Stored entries
==============================
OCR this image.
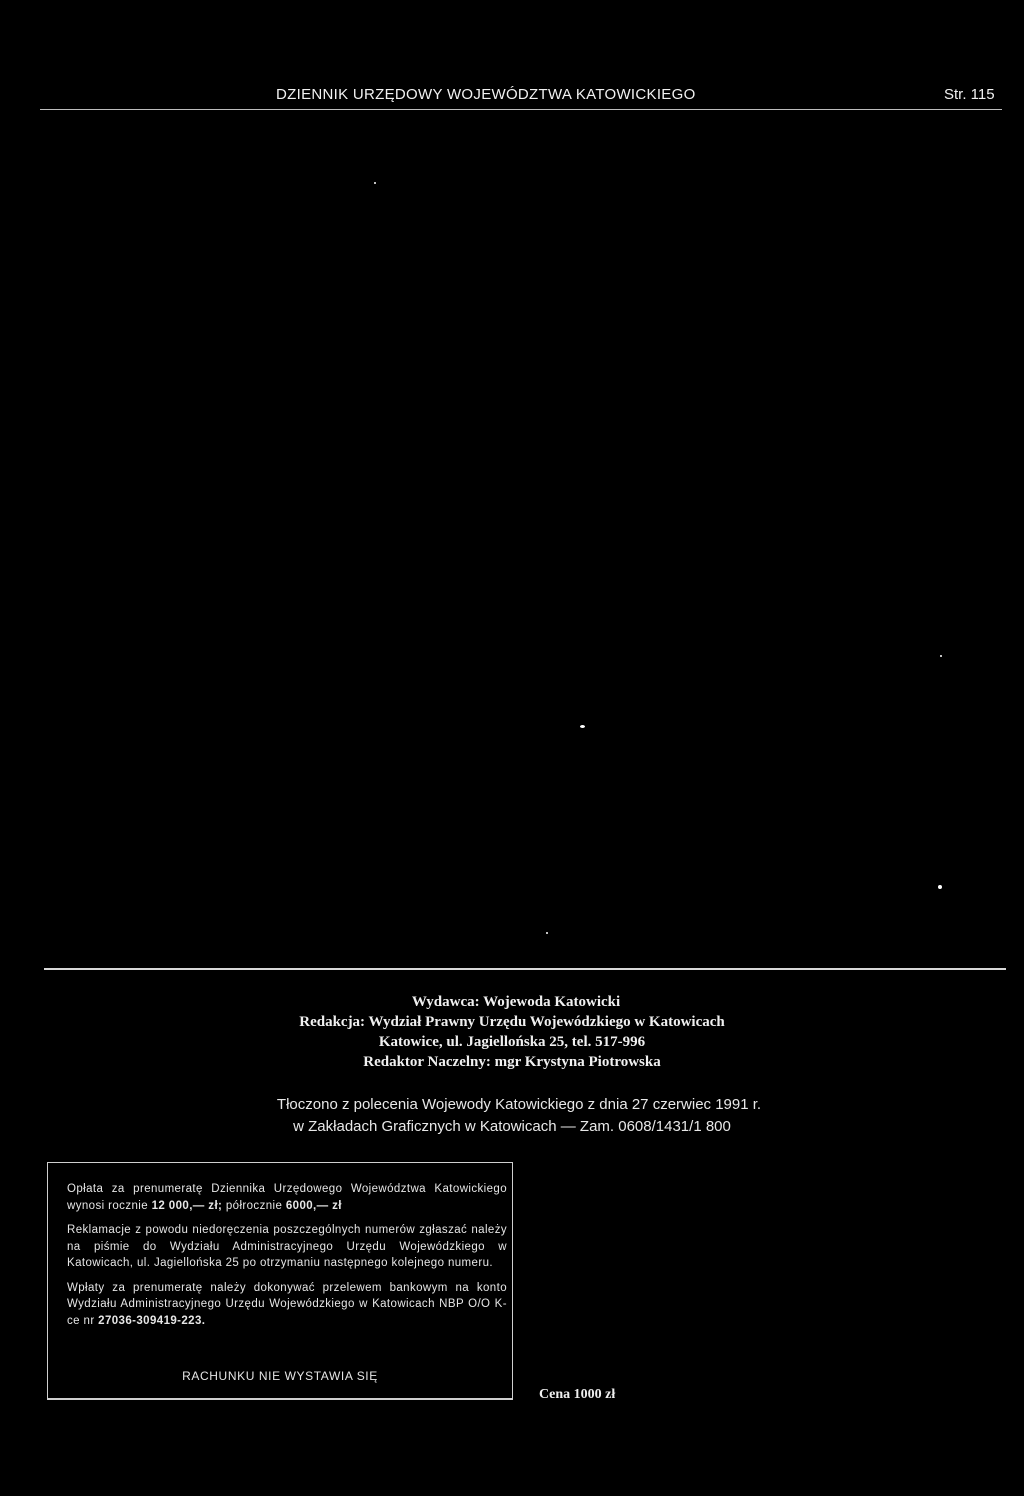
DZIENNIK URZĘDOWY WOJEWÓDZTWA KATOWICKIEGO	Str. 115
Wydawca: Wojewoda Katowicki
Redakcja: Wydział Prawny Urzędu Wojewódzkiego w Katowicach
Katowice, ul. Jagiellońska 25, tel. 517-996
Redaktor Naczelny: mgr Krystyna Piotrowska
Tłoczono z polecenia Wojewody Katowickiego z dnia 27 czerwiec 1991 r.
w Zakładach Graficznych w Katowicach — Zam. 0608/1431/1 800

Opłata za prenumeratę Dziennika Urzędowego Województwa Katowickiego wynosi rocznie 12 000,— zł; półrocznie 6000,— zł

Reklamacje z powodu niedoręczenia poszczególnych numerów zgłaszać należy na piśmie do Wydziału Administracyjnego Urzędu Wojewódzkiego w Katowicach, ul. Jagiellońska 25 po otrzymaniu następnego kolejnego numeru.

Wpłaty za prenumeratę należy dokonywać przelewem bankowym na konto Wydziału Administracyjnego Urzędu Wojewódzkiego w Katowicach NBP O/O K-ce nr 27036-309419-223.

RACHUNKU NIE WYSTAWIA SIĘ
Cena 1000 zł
==============================
§ EXERCISE DETAILS
Pick every line with "Urzędu" in it and copy it.

§ RESULT OF THIS TASK
Redakcja: Wydział Prawny Urzędu Wojewódzkiego w Katowicach
Reklamacje z powodu niedoręczenia poszczególnych numerów zgłaszać należy na piśmie do Wydziału Administracyjnego Urzędu Wojewódzkiego w Katowicach, ul. Jagiellońska 25 po otrzymaniu następnego kolejnego numeru.
Wpłaty za prenumeratę należy dokonywać przelewem bankowym na konto Wydziału Administracyjnego Urzędu Wojewódzkiego w Katowicach NBP O/O K-ce nr 27036-309419-223.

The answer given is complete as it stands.